What to produce:
How many lines in the data below contain the string "option"? Reply with the number alone.

Input records:
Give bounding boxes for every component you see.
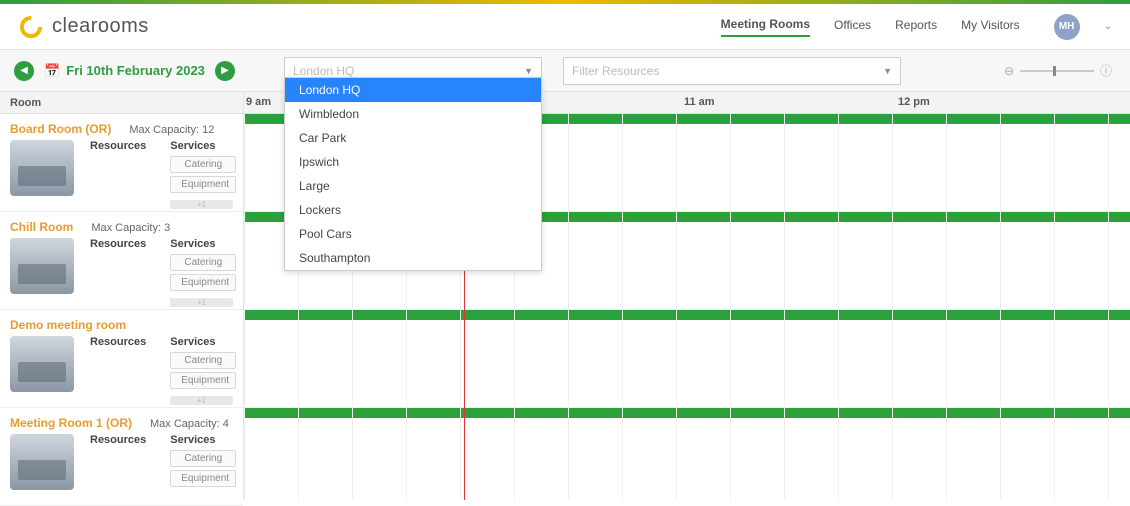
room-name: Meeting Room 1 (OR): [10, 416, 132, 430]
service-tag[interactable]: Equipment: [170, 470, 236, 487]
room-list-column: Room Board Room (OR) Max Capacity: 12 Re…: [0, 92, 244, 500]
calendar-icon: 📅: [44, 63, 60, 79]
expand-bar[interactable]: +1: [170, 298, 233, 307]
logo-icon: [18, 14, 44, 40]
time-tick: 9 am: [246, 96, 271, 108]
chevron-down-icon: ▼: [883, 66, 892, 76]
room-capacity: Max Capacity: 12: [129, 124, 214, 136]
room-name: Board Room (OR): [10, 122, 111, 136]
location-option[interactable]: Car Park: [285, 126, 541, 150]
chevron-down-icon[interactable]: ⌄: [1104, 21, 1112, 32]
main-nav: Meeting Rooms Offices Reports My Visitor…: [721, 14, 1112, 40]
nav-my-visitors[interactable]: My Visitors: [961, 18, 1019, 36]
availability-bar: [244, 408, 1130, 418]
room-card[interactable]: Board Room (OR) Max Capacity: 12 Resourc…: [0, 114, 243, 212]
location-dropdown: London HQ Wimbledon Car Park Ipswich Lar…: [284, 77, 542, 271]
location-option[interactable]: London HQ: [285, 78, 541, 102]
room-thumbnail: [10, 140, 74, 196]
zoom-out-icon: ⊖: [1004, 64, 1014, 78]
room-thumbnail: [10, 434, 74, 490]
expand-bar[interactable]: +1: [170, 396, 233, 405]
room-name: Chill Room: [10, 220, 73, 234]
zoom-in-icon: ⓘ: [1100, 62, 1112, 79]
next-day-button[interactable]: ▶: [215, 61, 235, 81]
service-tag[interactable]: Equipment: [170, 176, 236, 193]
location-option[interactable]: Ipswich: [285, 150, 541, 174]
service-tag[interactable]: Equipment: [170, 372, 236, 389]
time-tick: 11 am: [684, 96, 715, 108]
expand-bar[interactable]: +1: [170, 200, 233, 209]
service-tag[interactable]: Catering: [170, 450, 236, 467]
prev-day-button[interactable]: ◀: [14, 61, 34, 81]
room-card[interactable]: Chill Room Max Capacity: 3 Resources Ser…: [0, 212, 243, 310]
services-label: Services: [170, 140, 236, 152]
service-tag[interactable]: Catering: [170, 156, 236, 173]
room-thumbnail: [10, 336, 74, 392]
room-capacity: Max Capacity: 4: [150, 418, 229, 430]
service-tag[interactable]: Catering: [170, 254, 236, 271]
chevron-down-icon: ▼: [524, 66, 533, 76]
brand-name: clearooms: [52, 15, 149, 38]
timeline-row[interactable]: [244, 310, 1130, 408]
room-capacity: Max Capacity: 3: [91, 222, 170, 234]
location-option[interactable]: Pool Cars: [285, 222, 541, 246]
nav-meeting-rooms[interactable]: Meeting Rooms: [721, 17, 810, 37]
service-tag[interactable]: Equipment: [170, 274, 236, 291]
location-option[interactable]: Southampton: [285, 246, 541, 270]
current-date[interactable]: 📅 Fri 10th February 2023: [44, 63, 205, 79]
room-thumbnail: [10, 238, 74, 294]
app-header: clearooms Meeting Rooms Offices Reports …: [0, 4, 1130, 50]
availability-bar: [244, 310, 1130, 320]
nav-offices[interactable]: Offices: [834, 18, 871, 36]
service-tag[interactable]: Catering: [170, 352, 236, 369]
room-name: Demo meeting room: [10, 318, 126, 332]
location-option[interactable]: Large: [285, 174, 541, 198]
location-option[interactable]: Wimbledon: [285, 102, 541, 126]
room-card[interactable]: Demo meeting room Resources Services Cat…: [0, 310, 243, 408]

Reply to the exercise:
7